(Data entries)
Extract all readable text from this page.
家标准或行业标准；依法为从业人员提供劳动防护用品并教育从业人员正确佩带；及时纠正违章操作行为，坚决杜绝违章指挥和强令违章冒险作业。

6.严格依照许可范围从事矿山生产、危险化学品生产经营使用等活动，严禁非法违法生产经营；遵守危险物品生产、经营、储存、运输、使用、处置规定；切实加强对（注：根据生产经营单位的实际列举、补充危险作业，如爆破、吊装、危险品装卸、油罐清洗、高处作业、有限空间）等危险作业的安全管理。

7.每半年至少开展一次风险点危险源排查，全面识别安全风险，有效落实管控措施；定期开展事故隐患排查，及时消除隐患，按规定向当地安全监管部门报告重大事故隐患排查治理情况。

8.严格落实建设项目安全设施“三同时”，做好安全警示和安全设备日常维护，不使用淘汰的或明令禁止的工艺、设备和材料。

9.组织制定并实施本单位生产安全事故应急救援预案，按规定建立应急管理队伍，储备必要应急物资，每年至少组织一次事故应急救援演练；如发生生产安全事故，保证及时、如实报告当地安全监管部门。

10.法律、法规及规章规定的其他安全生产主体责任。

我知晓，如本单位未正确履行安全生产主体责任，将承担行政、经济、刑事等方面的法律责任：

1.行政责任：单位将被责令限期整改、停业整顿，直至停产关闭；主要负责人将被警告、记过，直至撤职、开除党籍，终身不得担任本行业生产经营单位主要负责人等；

---

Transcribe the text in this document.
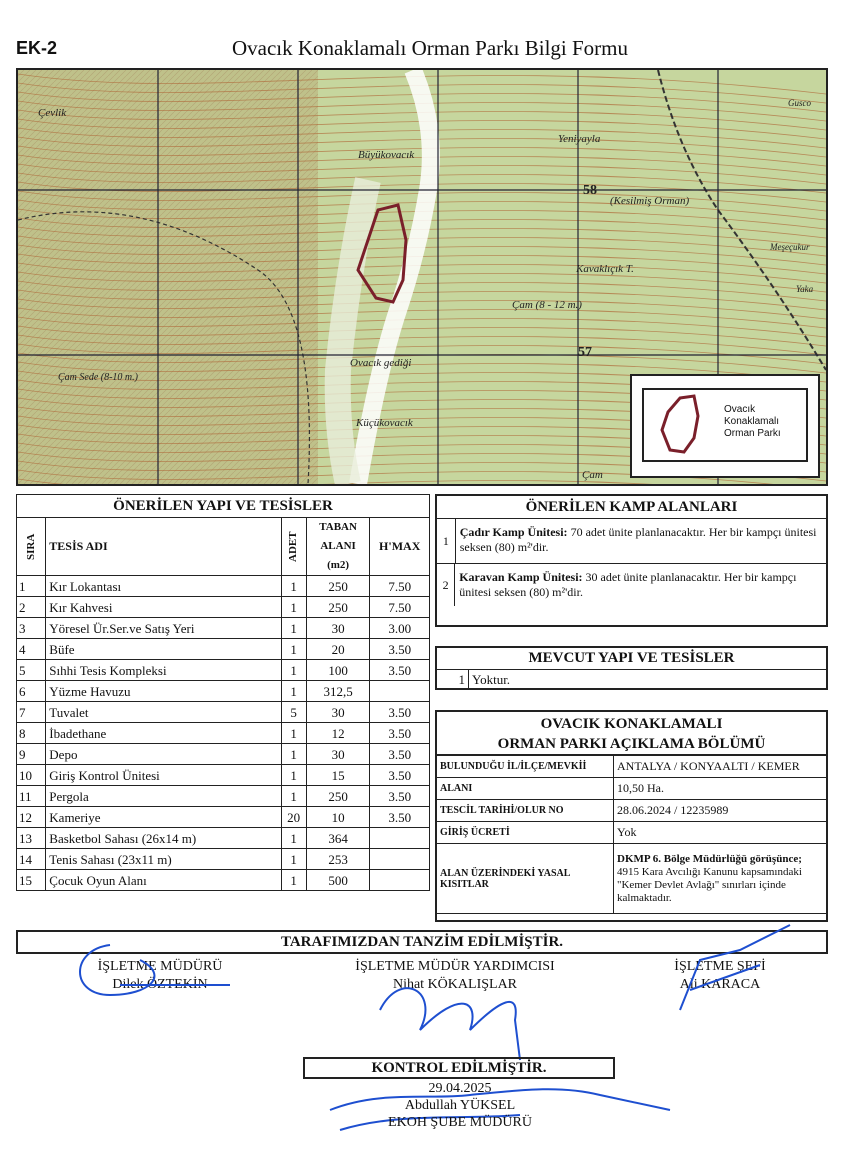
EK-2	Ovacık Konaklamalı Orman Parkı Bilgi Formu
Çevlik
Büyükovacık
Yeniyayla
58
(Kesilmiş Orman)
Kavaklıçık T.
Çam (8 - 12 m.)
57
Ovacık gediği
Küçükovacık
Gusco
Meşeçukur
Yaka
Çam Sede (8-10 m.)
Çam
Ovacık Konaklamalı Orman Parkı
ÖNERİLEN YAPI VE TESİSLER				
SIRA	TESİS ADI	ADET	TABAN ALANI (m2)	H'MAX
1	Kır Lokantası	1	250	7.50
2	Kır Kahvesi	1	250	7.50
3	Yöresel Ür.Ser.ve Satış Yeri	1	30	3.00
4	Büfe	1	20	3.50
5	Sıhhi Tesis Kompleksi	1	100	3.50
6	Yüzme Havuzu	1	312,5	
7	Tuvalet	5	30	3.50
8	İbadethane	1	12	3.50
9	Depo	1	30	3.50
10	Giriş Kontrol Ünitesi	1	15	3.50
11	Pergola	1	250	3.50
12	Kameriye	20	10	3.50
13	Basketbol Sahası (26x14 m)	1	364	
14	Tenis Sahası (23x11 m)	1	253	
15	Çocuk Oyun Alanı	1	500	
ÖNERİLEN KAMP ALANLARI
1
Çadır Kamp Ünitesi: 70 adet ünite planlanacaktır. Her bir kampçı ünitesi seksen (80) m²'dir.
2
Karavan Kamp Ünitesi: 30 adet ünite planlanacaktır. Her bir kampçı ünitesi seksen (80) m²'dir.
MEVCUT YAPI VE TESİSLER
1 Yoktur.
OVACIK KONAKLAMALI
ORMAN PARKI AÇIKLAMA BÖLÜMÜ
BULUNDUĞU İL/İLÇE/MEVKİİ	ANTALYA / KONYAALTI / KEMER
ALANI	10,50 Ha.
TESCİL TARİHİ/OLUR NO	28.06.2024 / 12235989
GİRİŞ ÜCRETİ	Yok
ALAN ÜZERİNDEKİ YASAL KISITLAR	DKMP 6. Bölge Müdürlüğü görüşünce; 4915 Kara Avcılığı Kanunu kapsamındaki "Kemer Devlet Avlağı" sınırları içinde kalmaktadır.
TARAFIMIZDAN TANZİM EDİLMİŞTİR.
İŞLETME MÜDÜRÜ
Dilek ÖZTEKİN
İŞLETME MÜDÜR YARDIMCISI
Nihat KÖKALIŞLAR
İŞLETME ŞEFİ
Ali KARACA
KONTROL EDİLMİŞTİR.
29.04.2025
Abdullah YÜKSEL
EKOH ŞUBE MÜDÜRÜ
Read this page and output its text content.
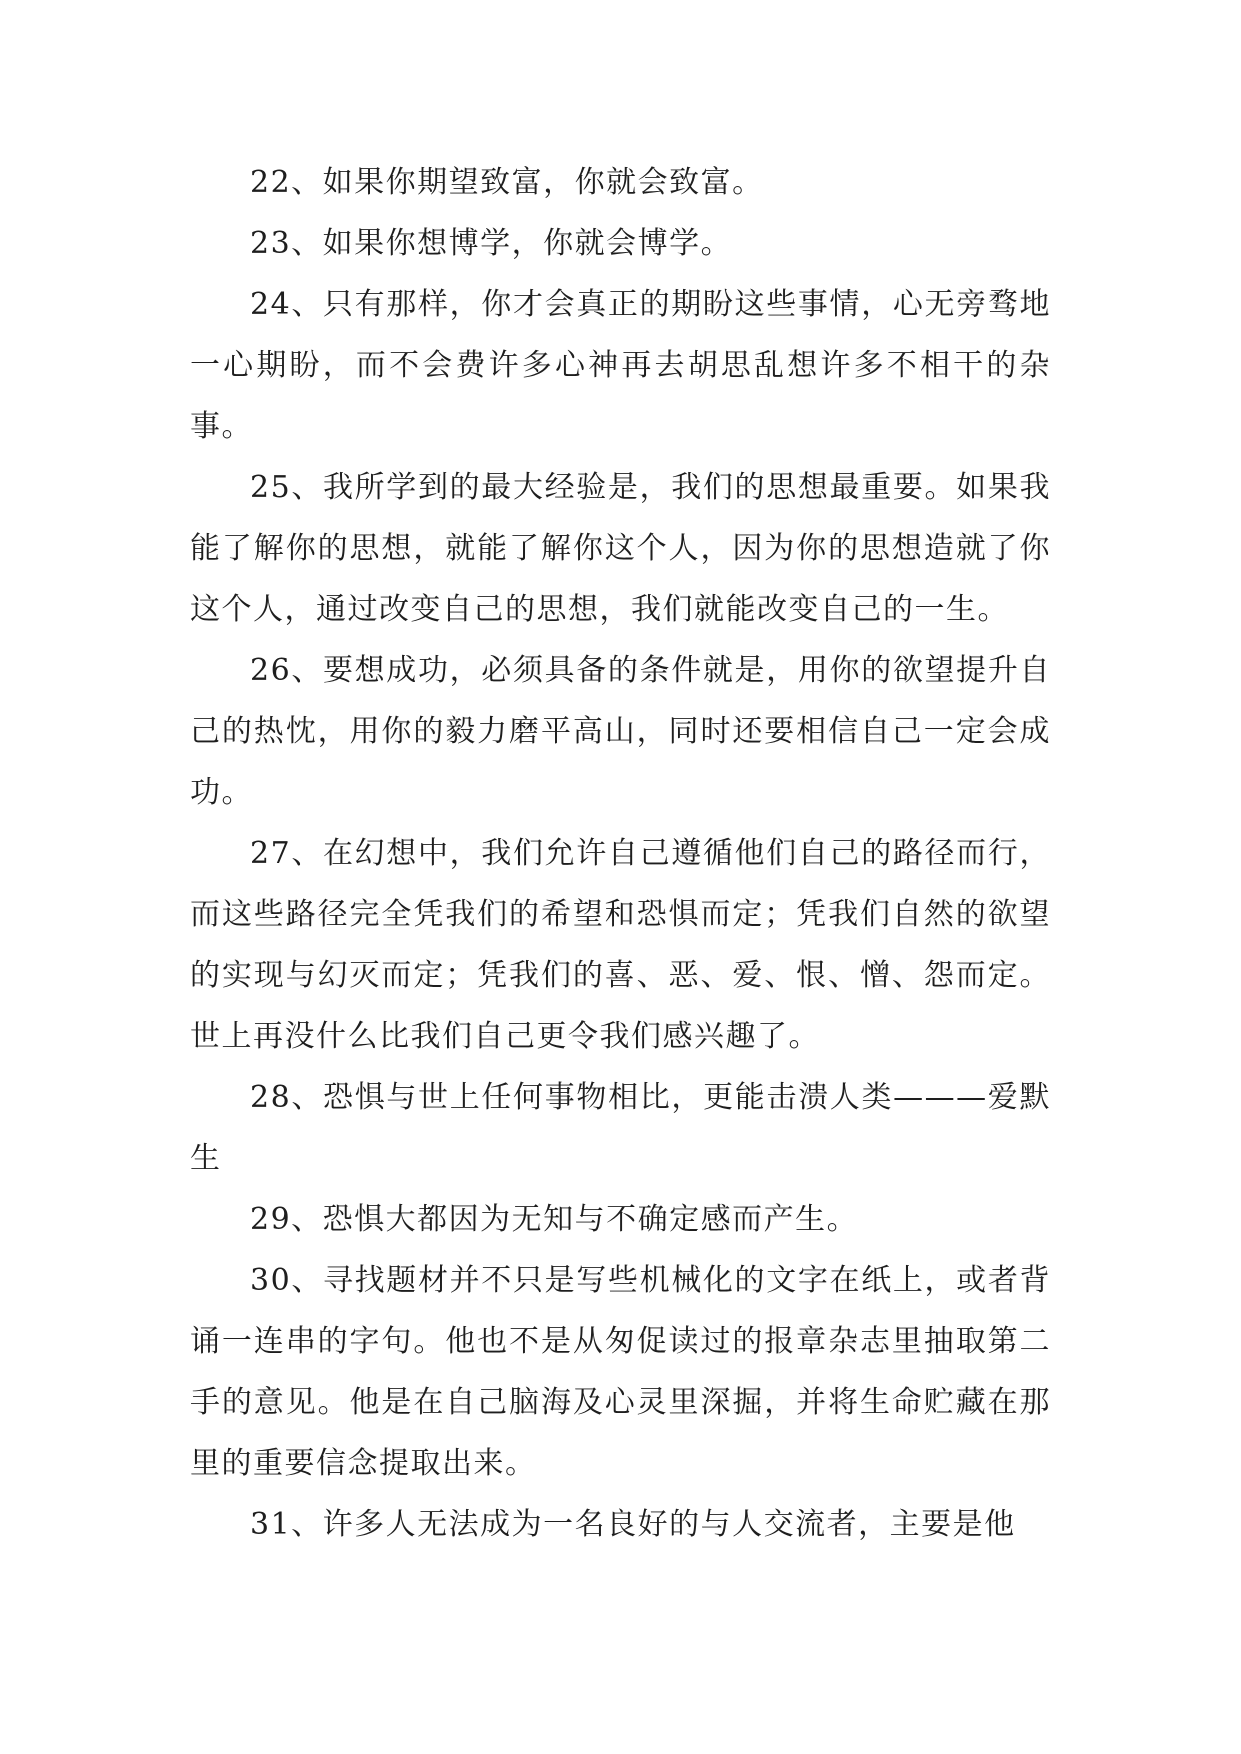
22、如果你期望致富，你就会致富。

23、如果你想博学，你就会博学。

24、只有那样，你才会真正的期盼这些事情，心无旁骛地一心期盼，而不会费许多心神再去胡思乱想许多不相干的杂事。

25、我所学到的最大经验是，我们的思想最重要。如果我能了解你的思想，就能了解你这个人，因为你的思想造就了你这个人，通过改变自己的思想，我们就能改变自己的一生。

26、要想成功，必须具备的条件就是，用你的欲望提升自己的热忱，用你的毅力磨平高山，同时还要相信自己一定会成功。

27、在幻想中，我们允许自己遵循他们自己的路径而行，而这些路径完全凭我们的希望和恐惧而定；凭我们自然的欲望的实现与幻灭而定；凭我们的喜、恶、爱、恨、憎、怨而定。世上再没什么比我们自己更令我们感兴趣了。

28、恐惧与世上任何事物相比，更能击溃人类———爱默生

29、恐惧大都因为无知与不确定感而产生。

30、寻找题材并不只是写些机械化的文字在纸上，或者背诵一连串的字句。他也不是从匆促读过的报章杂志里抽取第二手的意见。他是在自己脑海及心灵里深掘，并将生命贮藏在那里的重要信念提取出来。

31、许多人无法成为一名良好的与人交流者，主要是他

==

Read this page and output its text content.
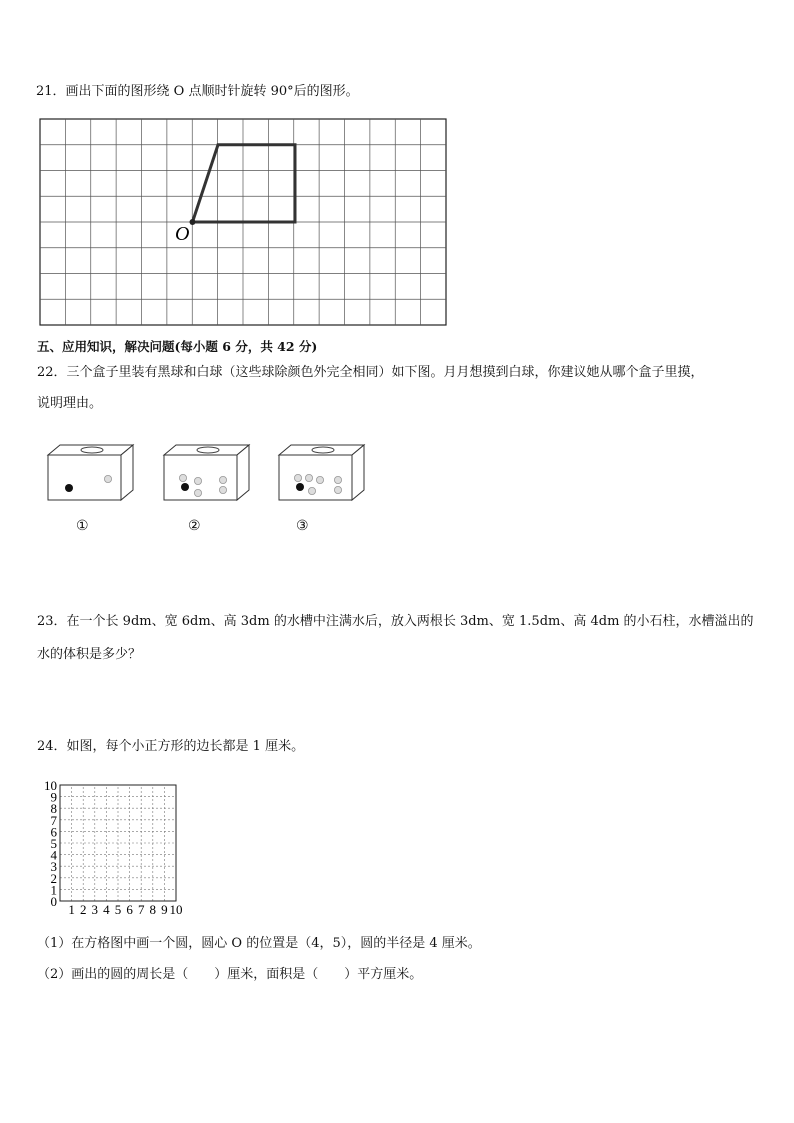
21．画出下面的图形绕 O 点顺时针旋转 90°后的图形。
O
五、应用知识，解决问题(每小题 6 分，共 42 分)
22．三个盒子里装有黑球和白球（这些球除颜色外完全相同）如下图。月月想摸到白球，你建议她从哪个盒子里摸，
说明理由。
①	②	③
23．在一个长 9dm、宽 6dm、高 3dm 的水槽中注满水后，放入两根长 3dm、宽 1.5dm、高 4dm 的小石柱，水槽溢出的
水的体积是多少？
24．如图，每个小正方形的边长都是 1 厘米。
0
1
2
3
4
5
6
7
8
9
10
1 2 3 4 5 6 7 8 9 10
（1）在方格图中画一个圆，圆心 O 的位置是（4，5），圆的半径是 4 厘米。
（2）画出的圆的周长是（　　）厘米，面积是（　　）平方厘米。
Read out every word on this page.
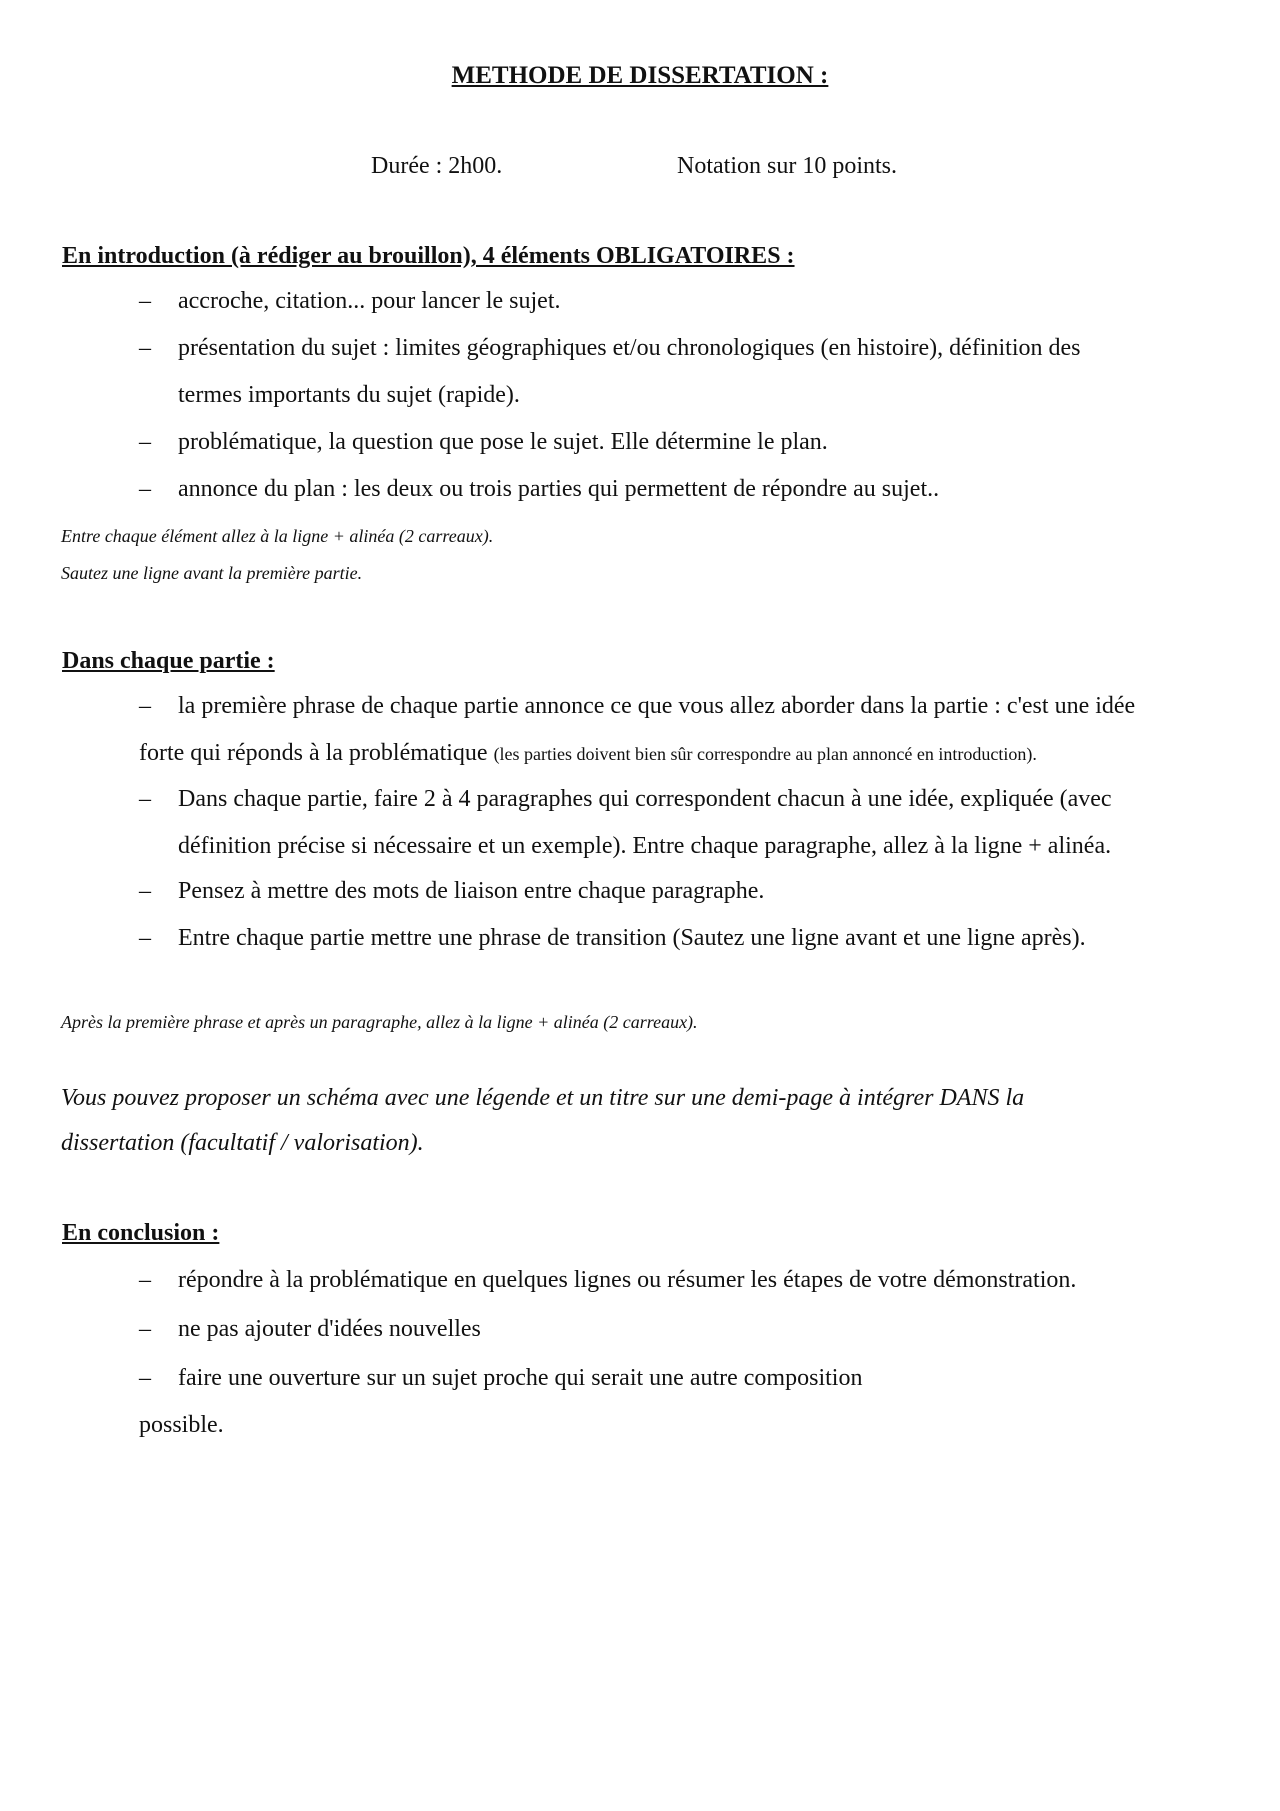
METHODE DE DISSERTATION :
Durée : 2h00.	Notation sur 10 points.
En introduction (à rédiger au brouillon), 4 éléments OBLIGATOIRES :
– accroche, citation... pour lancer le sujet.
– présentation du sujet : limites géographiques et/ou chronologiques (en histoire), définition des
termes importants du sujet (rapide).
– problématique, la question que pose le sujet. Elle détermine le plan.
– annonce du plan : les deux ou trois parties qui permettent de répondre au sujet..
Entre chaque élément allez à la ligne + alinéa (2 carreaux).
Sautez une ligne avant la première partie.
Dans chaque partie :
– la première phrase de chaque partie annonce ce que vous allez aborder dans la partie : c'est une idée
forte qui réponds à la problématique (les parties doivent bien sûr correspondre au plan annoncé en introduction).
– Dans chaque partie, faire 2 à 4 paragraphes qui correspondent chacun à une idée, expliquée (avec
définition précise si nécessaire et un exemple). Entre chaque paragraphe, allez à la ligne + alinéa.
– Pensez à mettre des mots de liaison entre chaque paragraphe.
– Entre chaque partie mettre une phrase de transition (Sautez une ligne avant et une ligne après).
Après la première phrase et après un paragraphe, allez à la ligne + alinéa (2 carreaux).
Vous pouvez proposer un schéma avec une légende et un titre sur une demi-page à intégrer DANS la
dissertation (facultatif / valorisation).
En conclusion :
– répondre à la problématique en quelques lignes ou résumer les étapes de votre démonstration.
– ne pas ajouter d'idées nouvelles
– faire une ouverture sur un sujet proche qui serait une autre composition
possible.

▸ SET TASK
Scan the material for lines with the word "this", and copy each line you find.

▸ WORKED SOLUTION
Extract all readable text from this page.
Transcribe the text in this document.
Read this page and output its text content.
Read this page and output its text content.
Read out every word on this page.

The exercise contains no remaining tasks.